Extracted entries:
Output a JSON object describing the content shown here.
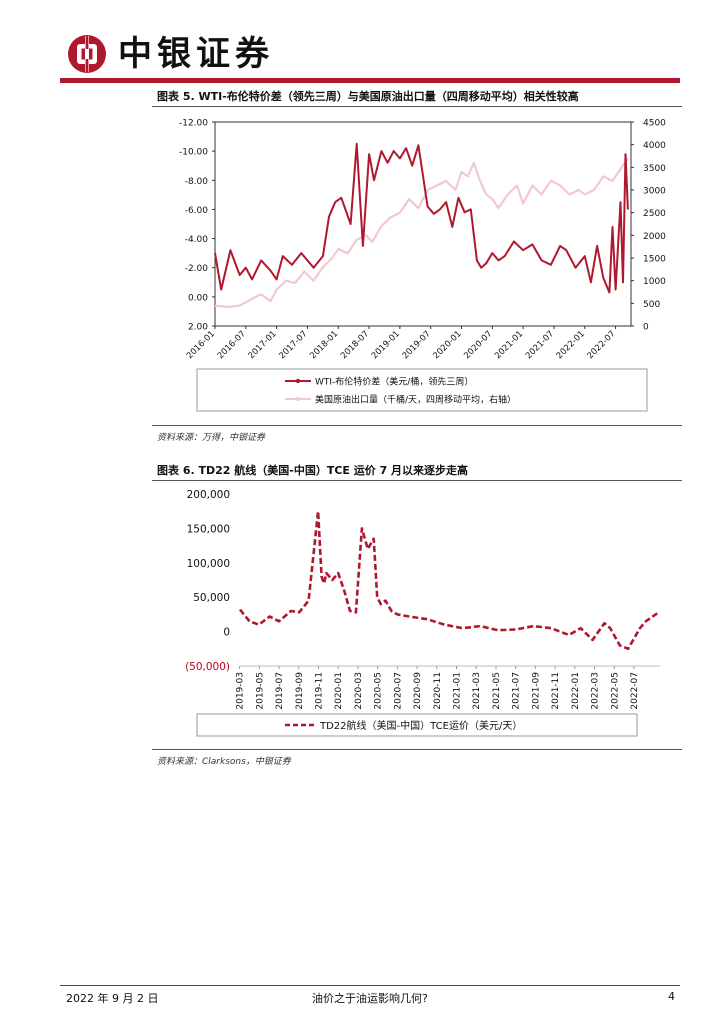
{
  "header": {
    "brand": "中银证券"
  },
  "figure5": {
    "title": "图表 5. WTI-布伦特价差（领先三周）与美国原油出口量（四周移动平均）相关性较高",
    "source": "资料来源：万得，中银证券",
    "chart_data": {
      "type": "line",
      "left_axis": {
        "ticks": [
          "-12.00",
          "-10.00",
          "-8.00",
          "-6.00",
          "-4.00",
          "-2.00",
          "0.00",
          "2.00"
        ],
        "range": [
          -12,
          2
        ],
        "inverted": true
      },
      "right_axis": {
        "ticks": [
          "4500",
          "4000",
          "3500",
          "3000",
          "2500",
          "2000",
          "1500",
          "1000",
          "500",
          "0"
        ],
        "range": [
          0,
          4500
        ]
      },
      "x_ticks": [
        "2016-01",
        "2016-07",
        "2017-01",
        "2017-07",
        "2018-01",
        "2018-07",
        "2019-01",
        "2019-07",
        "2020-01",
        "2020-07",
        "2021-01",
        "2021-07",
        "2022-01",
        "2022-07"
      ],
      "series": [
        {
          "name": "WTI-布伦特价差（美元/桶，领先三周）",
          "color": "#b0182e",
          "axis": "left",
          "x": [
            2016.0,
            2016.1,
            2016.25,
            2016.4,
            2016.5,
            2016.6,
            2016.75,
            2016.9,
            2017.0,
            2017.1,
            2017.25,
            2017.4,
            2017.5,
            2017.6,
            2017.75,
            2017.85,
            2017.95,
            2018.05,
            2018.2,
            2018.3,
            2018.4,
            2018.5,
            2018.58,
            2018.7,
            2018.8,
            2018.9,
            2019.0,
            2019.1,
            2019.2,
            2019.3,
            2019.45,
            2019.55,
            2019.65,
            2019.75,
            2019.85,
            2019.95,
            2020.05,
            2020.15,
            2020.25,
            2020.32,
            2020.4,
            2020.5,
            2020.6,
            2020.7,
            2020.85,
            2021.0,
            2021.15,
            2021.3,
            2021.45,
            2021.6,
            2021.7,
            2021.85,
            2022.0,
            2022.1,
            2022.2,
            2022.3,
            2022.4,
            2022.45,
            2022.5,
            2022.58,
            2022.62,
            2022.66,
            2022.7
          ],
          "values": [
            -3.0,
            -0.5,
            -3.2,
            -1.5,
            -2.0,
            -1.2,
            -2.5,
            -1.8,
            -1.2,
            -2.8,
            -2.2,
            -3.0,
            -2.5,
            -2.0,
            -2.8,
            -5.5,
            -6.5,
            -6.8,
            -5.0,
            -10.5,
            -3.5,
            -9.8,
            -8.0,
            -10.0,
            -9.2,
            -10.0,
            -9.5,
            -10.2,
            -9.0,
            -10.4,
            -6.2,
            -5.7,
            -6.0,
            -6.5,
            -4.8,
            -6.8,
            -5.8,
            -6.0,
            -2.5,
            -2.0,
            -2.3,
            -3.0,
            -2.5,
            -2.8,
            -3.8,
            -3.2,
            -3.6,
            -2.5,
            -2.2,
            -3.5,
            -3.2,
            -2.0,
            -2.8,
            -1.0,
            -3.5,
            -1.3,
            -0.3,
            -4.8,
            -0.5,
            -6.5,
            -1.0,
            -9.8,
            -6.0
          ]
        },
        {
          "name": "美国原油出口量（千桶/天，四周移动平均，右轴）",
          "color": "#f2c9d0",
          "axis": "right",
          "x": [
            2016.0,
            2016.2,
            2016.4,
            2016.6,
            2016.75,
            2016.9,
            2017.0,
            2017.15,
            2017.3,
            2017.45,
            2017.6,
            2017.75,
            2017.9,
            2018.0,
            2018.15,
            2018.3,
            2018.45,
            2018.55,
            2018.7,
            2018.85,
            2019.0,
            2019.15,
            2019.3,
            2019.45,
            2019.6,
            2019.75,
            2019.9,
            2020.0,
            2020.1,
            2020.2,
            2020.3,
            2020.4,
            2020.5,
            2020.6,
            2020.75,
            2020.9,
            2021.0,
            2021.15,
            2021.3,
            2021.45,
            2021.6,
            2021.75,
            2021.9,
            2022.0,
            2022.15,
            2022.3,
            2022.45,
            2022.6,
            2022.7
          ],
          "values": [
            450,
            420,
            450,
            600,
            700,
            550,
            800,
            1000,
            950,
            1200,
            1000,
            1300,
            1500,
            1700,
            1600,
            1900,
            2000,
            1850,
            2200,
            2400,
            2500,
            2800,
            2600,
            3000,
            3100,
            3200,
            3000,
            3400,
            3300,
            3600,
            3200,
            2900,
            2800,
            2600,
            2900,
            3100,
            2700,
            3100,
            2900,
            3200,
            3100,
            2900,
            3000,
            2900,
            3000,
            3300,
            3200,
            3500,
            3700
          ]
        }
      ]
    }
  },
  "figure6": {
    "title": "图表 6. TD22 航线（美国-中国）TCE 运价 7 月以来逐步走高",
    "source": "资料来源：Clarksons，中银证券",
    "chart_data": {
      "type": "line",
      "y_ticks": [
        "200,000",
        "150,000",
        "100,000",
        "50,000",
        "0",
        "(50,000)"
      ],
      "ylim": [
        -50000,
        200000
      ],
      "x_ticks": [
        "2019-03",
        "2019-05",
        "2019-07",
        "2019-09",
        "2019-11",
        "2020-01",
        "2020-03",
        "2020-05",
        "2020-07",
        "2020-09",
        "2020-11",
        "2021-01",
        "2021-03",
        "2021-05",
        "2021-07",
        "2021-09",
        "2021-11",
        "2022-01",
        "2022-03",
        "2022-05",
        "2022-07"
      ],
      "series": [
        {
          "name": "TD22航线（美国-中国）TCE运价（美元/天）",
          "color": "#b0182e",
          "x": [
            2019.17,
            2019.25,
            2019.33,
            2019.42,
            2019.5,
            2019.6,
            2019.67,
            2019.75,
            2019.83,
            2019.86,
            2019.88,
            2019.9,
            2019.95,
            2020.0,
            2020.05,
            2020.1,
            2020.15,
            2020.2,
            2020.25,
            2020.3,
            2020.33,
            2020.36,
            2020.4,
            2020.45,
            2020.5,
            2020.6,
            2020.75,
            2020.9,
            2021.05,
            2021.2,
            2021.35,
            2021.5,
            2021.65,
            2021.8,
            2021.95,
            2022.05,
            2022.15,
            2022.25,
            2022.3,
            2022.38,
            2022.45,
            2022.5,
            2022.55,
            2022.6,
            2022.7
          ],
          "values": [
            32000,
            15000,
            10000,
            22000,
            15000,
            30000,
            28000,
            45000,
            175000,
            80000,
            70000,
            85000,
            75000,
            85000,
            60000,
            30000,
            28000,
            150000,
            120000,
            135000,
            50000,
            40000,
            45000,
            30000,
            25000,
            22000,
            18000,
            10000,
            5000,
            8000,
            2000,
            3000,
            8000,
            5000,
            -5000,
            5000,
            -12000,
            12000,
            5000,
            -20000,
            -25000,
            -10000,
            5000,
            15000,
            27000
          ]
        }
      ]
    }
  },
  "footer": {
    "date": "2022 年 9 月 2 日",
    "title": "油价之于油运影响几何?",
    "page": "4"
  }
}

Do this: Will you set down the records word for word while leaving out every picture?

Response:
Output a JSON object describing the content shown here.
{
  "header": {
    "brand": "中银证券"
  },
  "figure5": {
    "title": "图表 5. WTI-布伦特价差（领先三周）与美国原油出口量（四周移动平均）相关性较高",
    "source": "资料来源：万得，中银证券",
    "chart_data": {
      "type": "line",
      "left_axis": {
        "ticks": [
          "-12.00",
          "-10.00",
          "-8.00",
          "-6.00",
          "-4.00",
          "-2.00",
          "0.00",
          "2.00"
        ],
        "range": [
          -12,
          2
        ],
        "inverted": true
      },
      "right_axis": {
        "ticks": [
          "4500",
          "4000",
          "3500",
          "3000",
          "2500",
          "2000",
          "1500",
          "1000",
          "500",
          "0"
        ],
        "range": [
          0,
          4500
        ]
      },
      "x_ticks": [
        "2016-01",
        "2016-07",
        "2017-01",
        "2017-07",
        "2018-01",
        "2018-07",
        "2019-01",
        "2019-07",
        "2020-01",
        "2020-07",
        "2021-01",
        "2021-07",
        "2022-01",
        "2022-07"
      ],
      "series": [
        {
          "name": "WTI-布伦特价差（美元/桶，领先三周）",
          "color": "#b0182e",
          "axis": "left",
          "x": [
            2016.0,
            2016.1,
            2016.25,
            2016.4,
            2016.5,
            2016.6,
            2016.75,
            2016.9,
            2017.0,
            2017.1,
            2017.25,
            2017.4,
            2017.5,
            2017.6,
            2017.75,
            2017.85,
            2017.95,
            2018.05,
            2018.2,
            2018.3,
            2018.4,
            2018.5,
            2018.58,
            2018.7,
            2018.8,
            2018.9,
            2019.0,
            2019.1,
            2019.2,
            2019.3,
            2019.45,
            2019.55,
            2019.65,
            2019.75,
            2019.85,
            2019.95,
            2020.05,
            2020.15,
            2020.25,
            2020.32,
            2020.4,
            2020.5,
            2020.6,
            2020.7,
            2020.85,
            2021.0,
            2021.15,
            2021.3,
            2021.45,
            2021.6,
            2021.7,
            2021.85,
            2022.0,
            2022.1,
            2022.2,
            2022.3,
            2022.4,
            2022.45,
            2022.5,
            2022.58,
            2022.62,
            2022.66,
            2022.7
          ],
          "values": [
            -3.0,
            -0.5,
            -3.2,
            -1.5,
            -2.0,
            -1.2,
            -2.5,
            -1.8,
            -1.2,
            -2.8,
            -2.2,
            -3.0,
            -2.5,
            -2.0,
            -2.8,
            -5.5,
            -6.5,
            -6.8,
            -5.0,
            -10.5,
            -3.5,
            -9.8,
            -8.0,
            -10.0,
            -9.2,
            -10.0,
            -9.5,
            -10.2,
            -9.0,
            -10.4,
            -6.2,
            -5.7,
            -6.0,
            -6.5,
            -4.8,
            -6.8,
            -5.8,
            -6.0,
            -2.5,
            -2.0,
            -2.3,
            -3.0,
            -2.5,
            -2.8,
            -3.8,
            -3.2,
            -3.6,
            -2.5,
            -2.2,
            -3.5,
            -3.2,
            -2.0,
            -2.8,
            -1.0,
            -3.5,
            -1.3,
            -0.3,
            -4.8,
            -0.5,
            -6.5,
            -1.0,
            -9.8,
            -6.0
          ]
        },
        {
          "name": "美国原油出口量（千桶/天，四周移动平均，右轴）",
          "color": "#f2c9d0",
          "axis": "right",
          "x": [
            2016.0,
            2016.2,
            2016.4,
            2016.6,
            2016.75,
            2016.9,
            2017.0,
            2017.15,
            2017.3,
            2017.45,
            2017.6,
            2017.75,
            2017.9,
            2018.0,
            2018.15,
            2018.3,
            2018.45,
            2018.55,
            2018.7,
            2018.85,
            2019.0,
            2019.15,
            2019.3,
            2019.45,
            2019.6,
            2019.75,
            2019.9,
            2020.0,
            2020.1,
            2020.2,
            2020.3,
            2020.4,
            2020.5,
            2020.6,
            2020.75,
            2020.9,
            2021.0,
            2021.15,
            2021.3,
            2021.45,
            2021.6,
            2021.75,
            2021.9,
            2022.0,
            2022.15,
            2022.3,
            2022.45,
            2022.6,
            2022.7
          ],
          "values": [
            450,
            420,
            450,
            600,
            700,
            550,
            800,
            1000,
            950,
            1200,
            1000,
            1300,
            1500,
            1700,
            1600,
            1900,
            2000,
            1850,
            2200,
            2400,
            2500,
            2800,
            2600,
            3000,
            3100,
            3200,
            3000,
            3400,
            3300,
            3600,
            3200,
            2900,
            2800,
            2600,
            2900,
            3100,
            2700,
            3100,
            2900,
            3200,
            3100,
            2900,
            3000,
            2900,
            3000,
            3300,
            3200,
            3500,
            3700
          ]
        }
      ]
    }
  },
  "figure6": {
    "title": "图表 6. TD22 航线（美国-中国）TCE 运价 7 月以来逐步走高",
    "source": "资料来源：Clarksons，中银证券",
    "chart_data": {
      "type": "line",
      "y_ticks": [
        "200,000",
        "150,000",
        "100,000",
        "50,000",
        "0",
        "(50,000)"
      ],
      "ylim": [
        -50000,
        200000
      ],
      "x_ticks": [
        "2019-03",
        "2019-05",
        "2019-07",
        "2019-09",
        "2019-11",
        "2020-01",
        "2020-03",
        "2020-05",
        "2020-07",
        "2020-09",
        "2020-11",
        "2021-01",
        "2021-03",
        "2021-05",
        "2021-07",
        "2021-09",
        "2021-11",
        "2022-01",
        "2022-03",
        "2022-05",
        "2022-07"
      ],
      "series": [
        {
          "name": "TD22航线（美国-中国）TCE运价（美元/天）",
          "color": "#b0182e",
          "x": [
            2019.17,
            2019.25,
            2019.33,
            2019.42,
            2019.5,
            2019.6,
            2019.67,
            2019.75,
            2019.83,
            2019.86,
            2019.88,
            2019.9,
            2019.95,
            2020.0,
            2020.05,
            2020.1,
            2020.15,
            2020.2,
            2020.25,
            2020.3,
            2020.33,
            2020.36,
            2020.4,
            2020.45,
            2020.5,
            2020.6,
            2020.75,
            2020.9,
            2021.05,
            2021.2,
            2021.35,
            2021.5,
            2021.65,
            2021.8,
            2021.95,
            2022.05,
            2022.15,
            2022.25,
            2022.3,
            2022.38,
            2022.45,
            2022.5,
            2022.55,
            2022.6,
            2022.7
          ],
          "values": [
            32000,
            15000,
            10000,
            22000,
            15000,
            30000,
            28000,
            45000,
            175000,
            80000,
            70000,
            85000,
            75000,
            85000,
            60000,
            30000,
            28000,
            150000,
            120000,
            135000,
            50000,
            40000,
            45000,
            30000,
            25000,
            22000,
            18000,
            10000,
            5000,
            8000,
            2000,
            3000,
            8000,
            5000,
            -5000,
            5000,
            -12000,
            12000,
            5000,
            -20000,
            -25000,
            -10000,
            5000,
            15000,
            27000
          ]
        }
      ]
    }
  },
  "footer": {
    "date": "2022 年 9 月 2 日",
    "title": "油价之于油运影响几何?",
    "page": "4"
  }
}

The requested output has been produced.